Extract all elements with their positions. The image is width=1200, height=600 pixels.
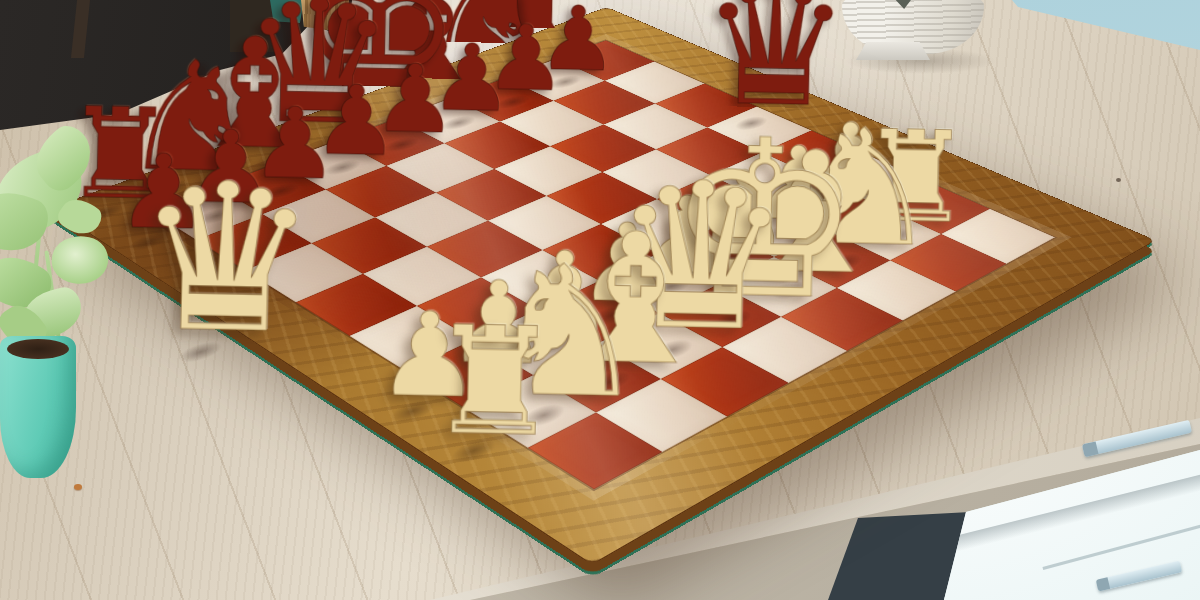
plant-leaf (48, 232, 111, 289)
potted-plant (0, 140, 144, 485)
pieces-layer: ♜♞♝♛♚♝♞♜♟♟♟♟♟♟♟♟♟♟♟♟♟♟♟♟♜♞♝♛♚♝♞♜♛♛ (51, 7, 1154, 563)
plant-pot (0, 336, 76, 478)
pieces-overlay: ♜♞♝♛♚♝♞♜♟♟♟♟♟♟♟♟♟♟♟♟♟♟♟♟♜♞♝♛♚♝♞♜♛♛ (0, 0, 1200, 600)
plant-soil (7, 339, 69, 359)
pieces-perspective: ♜♞♝♛♚♝♞♜♟♟♟♟♟♟♟♟♟♟♟♟♟♟♟♟♜♞♝♛♚♝♞♜♛♛ (0, 0, 1200, 600)
scene: Chess ♜♞♝♛♚♝♞♜♟♟♟♟♟♟♟♟♟♟♟♟♟♟♟♟♜♞♝♛♚♝♞♜♛♛ (0, 0, 1200, 600)
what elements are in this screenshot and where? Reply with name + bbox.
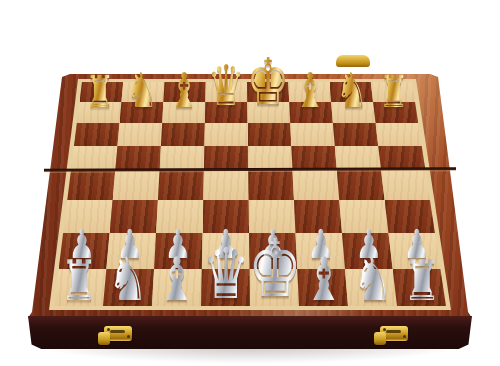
square-a5 (71, 146, 117, 170)
piece-gold-king: ♚ (246, 50, 290, 114)
square-b6 (117, 123, 162, 146)
piece-gold-bishop: ♝ (168, 66, 201, 114)
square-a6 (74, 123, 120, 146)
square-g6 (333, 123, 378, 146)
square-h5 (378, 146, 425, 170)
square-f6 (290, 123, 335, 146)
clasp-left-slot (110, 330, 125, 333)
piece-gold-rook: ♜ (85, 70, 115, 114)
clasp-left-buckle (98, 332, 110, 345)
clasp-right-slot (386, 330, 401, 333)
piece-gold-knight: ♞ (126, 66, 159, 114)
chess-set-photo: ♜♞♝♛♚♝♞♜♟♟♟♟♟♟♟♟♜♞♝♛♚♝♞♜ (0, 0, 500, 366)
square-e5 (248, 146, 293, 170)
square-f5 (291, 146, 336, 170)
square-c5 (160, 146, 205, 170)
clasp-left (98, 326, 138, 348)
clasp-screw (383, 328, 386, 331)
square-d5 (204, 146, 248, 170)
square-f4 (292, 170, 339, 200)
piece-silver-bishop: ♝ (156, 249, 197, 309)
square-d4 (203, 170, 248, 200)
piece-silver-rook: ♜ (402, 253, 440, 309)
clasp-screw (403, 335, 406, 338)
piece-silver-bishop: ♝ (303, 249, 344, 309)
piece-gold-knight: ♞ (336, 66, 369, 114)
square-d6 (204, 123, 247, 146)
piece-gold-queen: ♛ (207, 58, 245, 114)
piece-silver-king: ♚ (247, 229, 302, 309)
square-h4 (381, 170, 430, 200)
piece-silver-queen: ♛ (202, 239, 250, 309)
clasp-right (374, 326, 414, 348)
square-h6 (376, 123, 422, 146)
clasp-screw (127, 335, 130, 338)
square-c4 (158, 170, 204, 200)
clasp-right-buckle (374, 332, 386, 345)
piece-silver-knight: ♞ (352, 249, 393, 309)
piece-silver-rook: ♜ (59, 253, 97, 309)
square-g5 (335, 146, 381, 170)
square-b5 (115, 146, 161, 170)
piece-silver-knight: ♞ (107, 249, 148, 309)
piece-gold-rook: ♜ (379, 70, 409, 114)
square-g4 (337, 170, 385, 200)
square-b4 (113, 170, 160, 200)
square-a4 (67, 170, 115, 200)
clasp-screw (107, 328, 110, 331)
square-c6 (161, 123, 205, 146)
piece-gold-bishop: ♝ (294, 66, 327, 114)
square-e6 (248, 123, 292, 146)
square-e4 (248, 170, 294, 200)
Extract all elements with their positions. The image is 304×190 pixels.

» GOAL
Arrange every line of the entries above as a JSON list of strings, one string per line, omitting blank lines and leaving out the pictures.

» COMPLETED EXERCISE
[
  "Extract all elements with their positions. The image is width=1200, height=600 pixels.",
  "plant-leaf (48, 232, 111, 289)",
  "potted-plant (0, 140, 144, 485)",
  "pieces-layer: ♜♞♝♛♚♝♞♜♟♟♟♟♟♟♟♟♟♟♟♟♟♟♟♟♜♞♝♛♚♝♞♜♛♛ (51, 7, 1154, 563)",
  "plant-pot (0, 336, 76, 478)",
  "pieces-overlay: ♜♞♝♛♚♝♞♜♟♟♟♟♟♟♟♟♟♟♟♟♟♟♟♟♜♞♝♛♚♝♞♜♛♛ (0, 0, 1200, 600)",
  "plant-soil (7, 339, 69, 359)",
  "pieces-perspective: ♜♞♝♛♚♝♞♜♟♟♟♟♟♟♟♟♟♟♟♟♟♟♟♟♜♞♝♛♚♝♞♜♛♛ (0, 0, 1200, 600)",
  "scene: Chess ♜♞♝♛♚♝♞♜♟♟♟♟♟♟♟♟♟♟♟♟♟♟♟♟♜♞♝♛♚♝♞♜♛♛ (0, 0, 1200, 600)",
  "what elements are in this screenshot and where? Reply with name + bbox.",
  "square-a5 (71, 146, 117, 170)",
  "piece-gold-king: ♚ (246, 50, 290, 114)",
  "square-b6 (117, 123, 162, 146)",
  "piece-gold-bishop: ♝ (168, 66, 201, 114)",
  "square-a6 (74, 123, 120, 146)",
  "square-g6 (333, 123, 378, 146)",
  "square-h5 (378, 146, 425, 170)",
  "square-f6 (290, 123, 335, 146)",
  "clasp-left-slot (110, 330, 125, 333)",
  "piece-gold-rook: ♜ (85, 70, 115, 114)",
  "clasp-left-buckle (98, 332, 110, 345)",
  "clasp-right-slot (386, 330, 401, 333)",
  "piece-gold-knight: ♞ (126, 66, 159, 114)",
  "chess-set-photo: ♜♞♝♛♚♝♞♜♟♟♟♟♟♟♟♟♜♞♝♛♚♝♞♜ (0, 0, 500, 366)",
  "square-e5 (248, 146, 293, 170)",
  "square-f5 (291, 146, 336, 170)",
  "square-c5 (160, 146, 205, 170)",
  "clasp-left (98, 326, 138, 348)",
  "clasp-screw (383, 328, 386, 331)",
  "square-d5 (204, 146, 248, 170)",
  "square-f4 (292, 170, 339, 200)",
  "piece-silver-bishop: ♝ (156, 249, 197, 309)",
  "square-d4 (203, 170, 248, 200)",
  "piece-silver-rook: ♜ (402, 253, 440, 309)",
  "clasp-screw (403, 335, 406, 338)",
  "piece-silver-bishop: ♝ (303, 249, 344, 309)",
  "piece-gold-knight: ♞ (336, 66, 369, 114)",
  "square-d6 (204, 123, 247, 146)",
  "piece-gold-queen: ♛ (207, 58, 245, 114)",
  "piece-silver-king: ♚ (247, 229, 302, 309)",
  "square-h4 (381, 170, 430, 200)",
  "piece-silver-queen: ♛ (202, 239, 250, 309)",
  "clasp-right (374, 326, 414, 348)",
  "square-h6 (376, 123, 422, 146)",
  "clasp-screw (127, 335, 130, 338)",
  "square-c4 (158, 170, 204, 200)",
  "clasp-right-buckle (374, 332, 386, 345)",
  "piece-silver-knight: ♞ (352, 249, 393, 309)",
  "piece-silver-rook: ♜ (59, 253, 97, 309)",
  "square-g5 (335, 146, 381, 170)",
  "square-b5 (115, 146, 161, 170)",
  "piece-silver-knight: ♞ (107, 249, 148, 309)",
  "piece-gold-rook: ♜ (379, 70, 409, 114)",
  "square-g4 (337, 170, 385, 200)",
  "square-b4 (113, 170, 160, 200)",
  "square-a4 (67, 170, 115, 200)",
  "clasp-screw (107, 328, 110, 331)",
  "square-c6 (161, 123, 205, 146)",
  "piece-gold-bishop: ♝ (294, 66, 327, 114)",
  "square-e6 (248, 123, 292, 146)",
  "square-e4 (248, 170, 294, 200)",
  "Extract all elements with their positions. The image is 304×190 pixels."
]